[Collection entries]
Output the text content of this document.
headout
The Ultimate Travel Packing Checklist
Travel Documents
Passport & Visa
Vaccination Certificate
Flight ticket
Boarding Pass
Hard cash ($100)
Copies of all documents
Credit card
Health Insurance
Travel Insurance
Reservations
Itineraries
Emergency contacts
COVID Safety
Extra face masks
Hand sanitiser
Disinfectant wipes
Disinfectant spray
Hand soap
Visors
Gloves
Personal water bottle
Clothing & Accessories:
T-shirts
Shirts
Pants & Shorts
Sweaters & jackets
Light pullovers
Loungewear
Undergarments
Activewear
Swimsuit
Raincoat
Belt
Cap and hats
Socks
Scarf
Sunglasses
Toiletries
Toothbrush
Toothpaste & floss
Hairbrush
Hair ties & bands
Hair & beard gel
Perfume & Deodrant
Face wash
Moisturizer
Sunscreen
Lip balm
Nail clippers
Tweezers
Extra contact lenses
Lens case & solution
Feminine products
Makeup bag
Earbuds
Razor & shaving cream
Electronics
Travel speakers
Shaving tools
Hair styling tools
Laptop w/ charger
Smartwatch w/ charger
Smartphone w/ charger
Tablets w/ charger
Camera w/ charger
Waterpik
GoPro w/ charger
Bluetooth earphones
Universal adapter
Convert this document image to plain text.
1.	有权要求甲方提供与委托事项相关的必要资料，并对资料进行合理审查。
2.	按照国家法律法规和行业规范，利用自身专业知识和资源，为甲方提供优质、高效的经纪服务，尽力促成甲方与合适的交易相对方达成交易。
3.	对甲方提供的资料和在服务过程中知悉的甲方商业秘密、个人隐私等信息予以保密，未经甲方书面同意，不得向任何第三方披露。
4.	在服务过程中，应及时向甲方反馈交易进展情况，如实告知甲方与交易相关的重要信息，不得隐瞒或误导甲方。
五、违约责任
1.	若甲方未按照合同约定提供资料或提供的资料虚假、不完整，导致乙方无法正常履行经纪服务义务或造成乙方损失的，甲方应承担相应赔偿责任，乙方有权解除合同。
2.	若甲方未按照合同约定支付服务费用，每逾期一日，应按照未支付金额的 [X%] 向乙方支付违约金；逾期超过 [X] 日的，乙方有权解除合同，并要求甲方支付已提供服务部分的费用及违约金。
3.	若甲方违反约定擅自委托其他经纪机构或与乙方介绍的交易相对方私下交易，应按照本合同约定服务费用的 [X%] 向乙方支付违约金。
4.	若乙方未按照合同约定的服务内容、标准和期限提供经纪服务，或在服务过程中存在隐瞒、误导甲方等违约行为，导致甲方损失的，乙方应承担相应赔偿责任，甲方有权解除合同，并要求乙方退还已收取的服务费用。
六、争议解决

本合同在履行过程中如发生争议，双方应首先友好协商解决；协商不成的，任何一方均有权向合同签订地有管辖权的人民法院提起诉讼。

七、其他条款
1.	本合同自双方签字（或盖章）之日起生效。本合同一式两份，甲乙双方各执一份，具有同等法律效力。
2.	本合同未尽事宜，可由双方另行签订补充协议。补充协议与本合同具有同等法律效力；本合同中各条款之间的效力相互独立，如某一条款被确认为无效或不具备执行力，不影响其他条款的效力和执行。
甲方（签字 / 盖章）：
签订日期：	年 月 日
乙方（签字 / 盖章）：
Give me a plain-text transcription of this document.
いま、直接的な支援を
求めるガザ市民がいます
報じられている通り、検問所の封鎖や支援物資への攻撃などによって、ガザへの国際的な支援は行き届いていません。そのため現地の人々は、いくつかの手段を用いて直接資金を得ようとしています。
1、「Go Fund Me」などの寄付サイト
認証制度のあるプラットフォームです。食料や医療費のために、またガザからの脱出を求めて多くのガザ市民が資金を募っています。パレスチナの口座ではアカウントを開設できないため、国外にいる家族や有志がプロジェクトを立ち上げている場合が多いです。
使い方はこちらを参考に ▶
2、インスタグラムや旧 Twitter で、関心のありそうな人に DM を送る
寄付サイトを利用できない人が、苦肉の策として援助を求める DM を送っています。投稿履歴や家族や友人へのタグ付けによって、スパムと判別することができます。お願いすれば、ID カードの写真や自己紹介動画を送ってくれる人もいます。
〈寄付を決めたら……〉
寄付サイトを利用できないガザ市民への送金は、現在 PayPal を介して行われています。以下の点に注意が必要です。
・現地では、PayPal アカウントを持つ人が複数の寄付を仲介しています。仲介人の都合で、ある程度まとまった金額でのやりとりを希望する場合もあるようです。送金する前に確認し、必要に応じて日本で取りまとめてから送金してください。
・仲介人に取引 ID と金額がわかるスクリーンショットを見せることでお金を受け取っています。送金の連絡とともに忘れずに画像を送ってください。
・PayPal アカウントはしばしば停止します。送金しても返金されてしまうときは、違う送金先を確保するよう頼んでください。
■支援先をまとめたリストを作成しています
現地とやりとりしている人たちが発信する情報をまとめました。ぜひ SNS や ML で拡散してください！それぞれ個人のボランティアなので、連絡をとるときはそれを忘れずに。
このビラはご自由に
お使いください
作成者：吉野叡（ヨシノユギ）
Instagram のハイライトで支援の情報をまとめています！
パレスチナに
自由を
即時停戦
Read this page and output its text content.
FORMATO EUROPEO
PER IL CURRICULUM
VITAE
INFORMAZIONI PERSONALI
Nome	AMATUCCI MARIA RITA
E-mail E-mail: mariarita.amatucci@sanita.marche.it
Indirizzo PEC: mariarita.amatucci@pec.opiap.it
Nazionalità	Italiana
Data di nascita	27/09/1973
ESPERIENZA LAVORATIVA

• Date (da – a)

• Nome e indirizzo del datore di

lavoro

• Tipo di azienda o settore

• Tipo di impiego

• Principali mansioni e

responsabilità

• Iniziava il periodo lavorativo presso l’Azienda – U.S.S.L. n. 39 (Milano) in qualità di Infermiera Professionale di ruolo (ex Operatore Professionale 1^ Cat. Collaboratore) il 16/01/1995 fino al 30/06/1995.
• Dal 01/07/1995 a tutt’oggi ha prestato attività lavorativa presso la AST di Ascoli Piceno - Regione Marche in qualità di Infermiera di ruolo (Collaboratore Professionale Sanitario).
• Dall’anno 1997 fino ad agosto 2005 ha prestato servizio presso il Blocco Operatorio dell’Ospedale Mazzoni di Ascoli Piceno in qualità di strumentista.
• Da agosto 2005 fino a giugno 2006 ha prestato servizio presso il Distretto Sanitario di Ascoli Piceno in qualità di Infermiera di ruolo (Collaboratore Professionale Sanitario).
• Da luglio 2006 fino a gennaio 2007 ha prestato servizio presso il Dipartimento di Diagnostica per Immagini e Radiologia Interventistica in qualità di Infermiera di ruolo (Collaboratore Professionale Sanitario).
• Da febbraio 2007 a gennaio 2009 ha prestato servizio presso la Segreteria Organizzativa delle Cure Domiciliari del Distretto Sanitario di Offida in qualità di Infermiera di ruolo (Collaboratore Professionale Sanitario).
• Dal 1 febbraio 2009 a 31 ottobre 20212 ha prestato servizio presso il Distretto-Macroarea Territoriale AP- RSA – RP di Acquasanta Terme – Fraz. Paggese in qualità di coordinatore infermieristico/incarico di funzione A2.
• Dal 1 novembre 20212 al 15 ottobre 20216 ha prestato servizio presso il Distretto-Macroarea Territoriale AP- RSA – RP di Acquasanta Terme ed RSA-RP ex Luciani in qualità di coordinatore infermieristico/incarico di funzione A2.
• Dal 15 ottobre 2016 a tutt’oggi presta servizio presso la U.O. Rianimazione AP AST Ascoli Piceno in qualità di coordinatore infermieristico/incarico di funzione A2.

▶ YOUR OBJECTIVE: Copy all of the material word for word.

▶ IN RESPONSE:
Output the text content of this document.
headout
The Ultimate Travel Packing Checklist
Travel Documents
Passport & Visa
Vaccination Certificate
Flight ticket
Boarding Pass
Hard cash ($100)
Copies of all documents
Credit card
Health Insurance
Travel Insurance
Reservations
Itineraries
Emergency contacts
COVID Safety
Extra face masks
Hand sanitiser
Disinfectant wipes
Disinfectant spray
Hand soap
Visors
Gloves
Personal water bottle
Clothing & Accessories:
T-shirts
Shirts
Pants & Shorts
Sweaters & jackets
Light pullovers
Loungewear
Undergarments
Activewear
Swimsuit
Raincoat
Belt
Cap and hats
Socks
Scarf
Sunglasses
Toiletries
Toothbrush
Toothpaste & floss
Hairbrush
Hair ties & bands
Hair & beard gel
Perfume & Deodrant
Face wash
Moisturizer
Sunscreen
Lip balm
Nail clippers
Tweezers
Extra contact lenses
Lens case & solution
Feminine products
Makeup bag
Earbuds
Razor & shaving cream
Electronics
Travel speakers
Shaving tools
Hair styling tools
Laptop w/ charger
Smartwatch w/ charger
Smartphone w/ charger
Tablets w/ charger
Camera w/ charger
Waterpik
GoPro w/ charger
Bluetooth earphones
Universal adapter
Convert this document image to plain text.
1.	有权要求甲方提供与委托事项相关的必要资料，并对资料进行合理审查。
2.	按照国家法律法规和行业规范，利用自身专业知识和资源，为甲方提供优质、高效的经纪服务，尽力促成甲方与合适的交易相对方达成交易。
3.	对甲方提供的资料和在服务过程中知悉的甲方商业秘密、个人隐私等信息予以保密，未经甲方书面同意，不得向任何第三方披露。
4.	在服务过程中，应及时向甲方反馈交易进展情况，如实告知甲方与交易相关的重要信息，不得隐瞒或误导甲方。
五、违约责任
1.	若甲方未按照合同约定提供资料或提供的资料虚假、不完整，导致乙方无法正常履行经纪服务义务或造成乙方损失的，甲方应承担相应赔偿责任，乙方有权解除合同。
2.	若甲方未按照合同约定支付服务费用，每逾期一日，应按照未支付金额的 [X%] 向乙方支付违约金；逾期超过 [X] 日的，乙方有权解除合同，并要求甲方支付已提供服务部分的费用及违约金。
3.	若甲方违反约定擅自委托其他经纪机构或与乙方介绍的交易相对方私下交易，应按照本合同约定服务费用的 [X%] 向乙方支付违约金。
4.	若乙方未按照合同约定的服务内容、标准和期限提供经纪服务，或在服务过程中存在隐瞒、误导甲方等违约行为，导致甲方损失的，乙方应承担相应赔偿责任，甲方有权解除合同，并要求乙方退还已收取的服务费用。
六、争议解决

本合同在履行过程中如发生争议，双方应首先友好协商解决；协商不成的，任何一方均有权向合同签订地有管辖权的人民法院提起诉讼。

七、其他条款
1.	本合同自双方签字（或盖章）之日起生效。本合同一式两份，甲乙双方各执一份，具有同等法律效力。
2.	本合同未尽事宜，可由双方另行签订补充协议。补充协议与本合同具有同等法律效力；本合同中各条款之间的效力相互独立，如某一条款被确认为无效或不具备执行力，不影响其他条款的效力和执行。
甲方（签字 / 盖章）：
签订日期：	年 月 日
乙方（签字 / 盖章）：
Give me a plain-text transcription of this document.
いま、直接的な支援を
求めるガザ市民がいます
報じられている通り、検問所の封鎖や支援物資への攻撃などによって、ガザへの国際的な支援は行き届いていません。そのため現地の人々は、いくつかの手段を用いて直接資金を得ようとしています。
1、「Go Fund Me」などの寄付サイト
認証制度のあるプラットフォームです。食料や医療費のために、またガザからの脱出を求めて多くのガザ市民が資金を募っています。パレスチナの口座ではアカウントを開設できないため、国外にいる家族や有志がプロジェクトを立ち上げている場合が多いです。
使い方はこちらを参考に ▶
2、インスタグラムや旧 Twitter で、関心のありそうな人に DM を送る
寄付サイトを利用できない人が、苦肉の策として援助を求める DM を送っています。投稿履歴や家族や友人へのタグ付けによって、スパムと判別することができます。お願いすれば、ID カードの写真や自己紹介動画を送ってくれる人もいます。
〈寄付を決めたら……〉
寄付サイトを利用できないガザ市民への送金は、現在 PayPal を介して行われています。以下の点に注意が必要です。
・現地では、PayPal アカウントを持つ人が複数の寄付を仲介しています。仲介人の都合で、ある程度まとまった金額でのやりとりを希望する場合もあるようです。送金する前に確認し、必要に応じて日本で取りまとめてから送金してください。
・仲介人に取引 ID と金額がわかるスクリーンショットを見せることでお金を受け取っています。送金の連絡とともに忘れずに画像を送ってください。
・PayPal アカウントはしばしば停止します。送金しても返金されてしまうときは、違う送金先を確保するよう頼んでください。
■支援先をまとめたリストを作成しています
現地とやりとりしている人たちが発信する情報をまとめました。ぜひ SNS や ML で拡散してください！それぞれ個人のボランティアなので、連絡をとるときはそれを忘れずに。
このビラはご自由に
お使いください
作成者：吉野叡（ヨシノユギ）
Instagram のハイライトで支援の情報をまとめています！
パレスチナに
自由を
即時停戦
Read this page and output its text content.
FORMATO EUROPEO
PER IL CURRICULUM
VITAE
INFORMAZIONI PERSONALI
Nome	AMATUCCI MARIA RITA
E-mail E-mail: mariarita.amatucci@sanita.marche.it
Indirizzo PEC: mariarita.amatucci@pec.opiap.it
Nazionalità	Italiana
Data di nascita	27/09/1973
ESPERIENZA LAVORATIVA

• Date (da – a)

• Nome e indirizzo del datore di

lavoro

• Tipo di azienda o settore

• Tipo di impiego

• Principali mansioni e

responsabilità

• Iniziava il periodo lavorativo presso l’Azienda – U.S.S.L. n. 39 (Milano) in qualità di Infermiera Professionale di ruolo (ex Operatore Professionale 1^ Cat. Collaboratore) il 16/01/1995 fino al 30/06/1995.
• Dal 01/07/1995 a tutt’oggi ha prestato attività lavorativa presso la AST di Ascoli Piceno - Regione Marche in qualità di Infermiera di ruolo (Collaboratore Professionale Sanitario).
• Dall’anno 1997 fino ad agosto 2005 ha prestato servizio presso il Blocco Operatorio dell’Ospedale Mazzoni di Ascoli Piceno in qualità di strumentista.
• Da agosto 2005 fino a giugno 2006 ha prestato servizio presso il Distretto Sanitario di Ascoli Piceno in qualità di Infermiera di ruolo (Collaboratore Professionale Sanitario).
• Da luglio 2006 fino a gennaio 2007 ha prestato servizio presso il Dipartimento di Diagnostica per Immagini e Radiologia Interventistica in qualità di Infermiera di ruolo (Collaboratore Professionale Sanitario).
• Da febbraio 2007 a gennaio 2009 ha prestato servizio presso la Segreteria Organizzativa delle Cure Domiciliari del Distretto Sanitario di Offida in qualità di Infermiera di ruolo (Collaboratore Professionale Sanitario).
• Dal 1 febbraio 2009 a 31 ottobre 20212 ha prestato servizio presso il Distretto-Macroarea Territoriale AP- RSA – RP di Acquasanta Terme – Fraz. Paggese in qualità di coordinatore infermieristico/incarico di funzione A2.
• Dal 1 novembre 20212 al 15 ottobre 20216 ha prestato servizio presso il Distretto-Macroarea Territoriale AP- RSA – RP di Acquasanta Terme ed RSA-RP ex Luciani in qualità di coordinatore infermieristico/incarico di funzione A2.
• Dal 15 ottobre 2016 a tutt’oggi presta servizio presso la U.O. Rianimazione AP AST Ascoli Piceno in qualità di coordinatore infermieristico/incarico di funzione A2.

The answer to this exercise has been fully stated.